YOUR TASK
Where a line holds the string "Mazan", return that line.

LISTED ENTRIES
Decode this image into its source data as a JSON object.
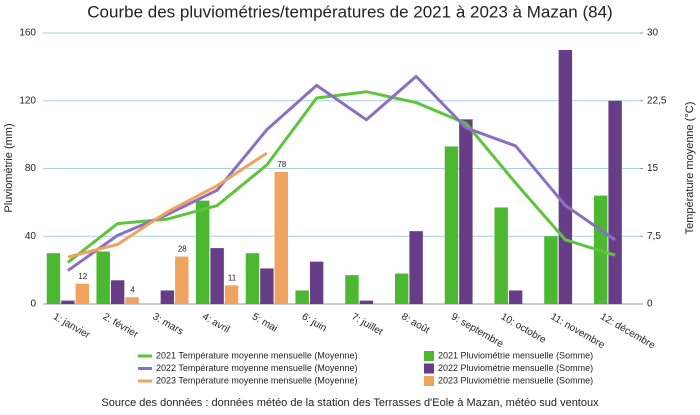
{
  "chart_data": {
    "type": "bar",
    "title": "Courbe des pluviométries/températures de 2021 à 2023 à Mazan (84)",
    "y_label": "Pluviométrie (mm)",
    "y2_label": "Température moyenne (°C)",
    "source": "Source des données : données météo de la station des Terrasses d'Eole à Mazan, météo sud ventoux",
    "categories": [
      "1: janvier",
      "2: février",
      "3: mars",
      "4: avril",
      "5: mai",
      "6: juin",
      "7: juillet",
      "8: août",
      "9: septembre",
      "10: octobre",
      "11: novembre",
      "12: décembre"
    ],
    "ylim": [
      0,
      160
    ],
    "yticks": [
      0,
      40,
      80,
      120,
      160
    ],
    "y2lim": [
      0,
      30
    ],
    "y2ticks": [
      0,
      {
        "value": 7.5,
        "label": "7,5"
      },
      15,
      {
        "value": 22.5,
        "label": "22,5"
      },
      30
    ],
    "grid": true,
    "series": [
      {
        "name": "2021 Pluviométrie mensuelle (Somme)",
        "type": "bar",
        "color": "#4cb832",
        "values": [
          30,
          31,
          0,
          61,
          30,
          8,
          17,
          18,
          93,
          57,
          40,
          64
        ]
      },
      {
        "name": "2022 Pluviométrie mensuelle (Somme)",
        "type": "bar",
        "color": "#673d87",
        "values": [
          2,
          14,
          8,
          33,
          21,
          25,
          2,
          43,
          109,
          8,
          150,
          120
        ]
      },
      {
        "name": "2023 Pluviométrie mensuelle (Somme)",
        "type": "bar",
        "color": "#f0a35e",
        "values": [
          12,
          4,
          28,
          11,
          78,
          null,
          null,
          null,
          null,
          null,
          null,
          null
        ],
        "data_labels": true
      },
      {
        "name": "2021 Température moyenne mensuelle (Moyenne)",
        "type": "line",
        "axis": "y2",
        "color": "#5ec43d",
        "values": [
          4.6,
          8.9,
          9.4,
          10.9,
          15.4,
          22.8,
          23.5,
          22.3,
          20,
          13.4,
          7.1,
          5.4
        ]
      },
      {
        "name": "2022 Température moyenne mensuelle (Moyenne)",
        "type": "line",
        "axis": "y2",
        "color": "#8a70c2",
        "values": [
          3.7,
          7.6,
          9.9,
          12.6,
          19.3,
          24.2,
          20.4,
          25.2,
          19.5,
          17.5,
          10.9,
          7.1
        ]
      },
      {
        "name": "2023 Température moyenne mensuelle (Moyenne)",
        "type": "line",
        "axis": "y2",
        "color": "#f0a35e",
        "values": [
          5.2,
          6.6,
          10.2,
          13.1,
          16.7,
          null,
          null,
          null,
          null,
          null,
          null,
          null
        ]
      }
    ]
  }
}
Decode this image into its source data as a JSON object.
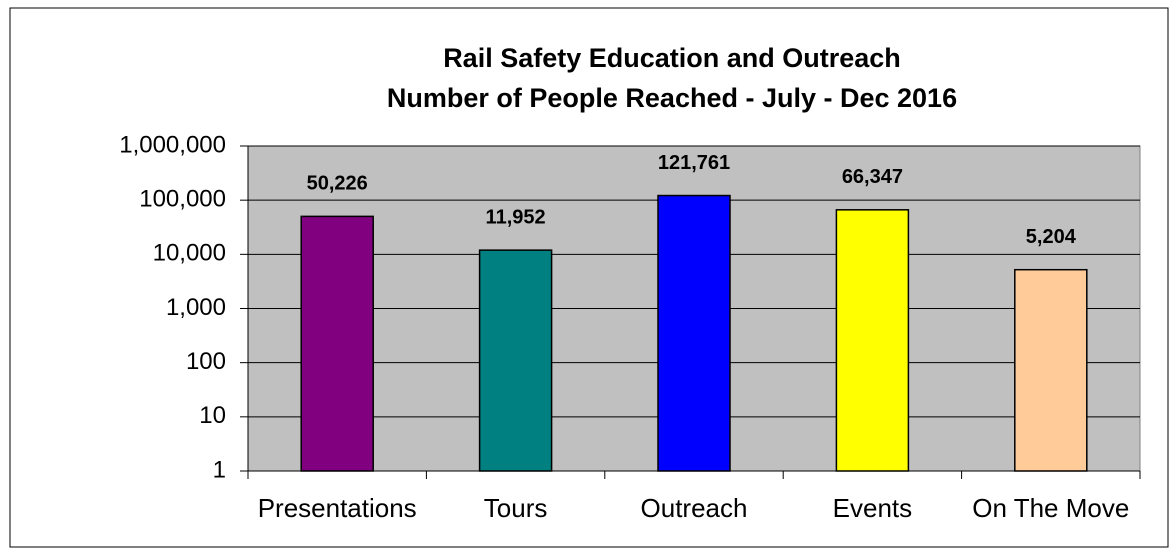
{
  "chart_data": {
    "type": "bar",
    "title": "Rail Safety Education and Outreach",
    "subtitle": "Number of People Reached - July - Dec 2016",
    "categories": [
      "Presentations",
      "Tours",
      "Outreach",
      "Events",
      "On The Move"
    ],
    "values": [
      50226,
      11952,
      121761,
      66347,
      5204
    ],
    "value_labels": [
      "50,226",
      "11,952",
      "121,761",
      "66,347",
      "5,204"
    ],
    "colors": [
      "#800080",
      "#008080",
      "#0000ff",
      "#ffff00",
      "#ffcc99"
    ],
    "log_scale": true,
    "ylim": [
      1,
      1000000
    ],
    "yticks": [
      1,
      10,
      100,
      {
        "value": 1000,
        "label": "1,000"
      },
      {
        "value": 10000,
        "label": "10,000"
      },
      {
        "value": 100000,
        "label": "100,000"
      },
      {
        "value": 1000000,
        "label": "1,000,000"
      }
    ],
    "grid": true
  }
}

WORKED ANSWER
    "title": "Courbe des pluviométries/températures de 2021 à 2023 à Mazan (84)",
    "source": "Source des données : données météo de la station des Terrasses d'Eole à Mazan, météo sud ventoux",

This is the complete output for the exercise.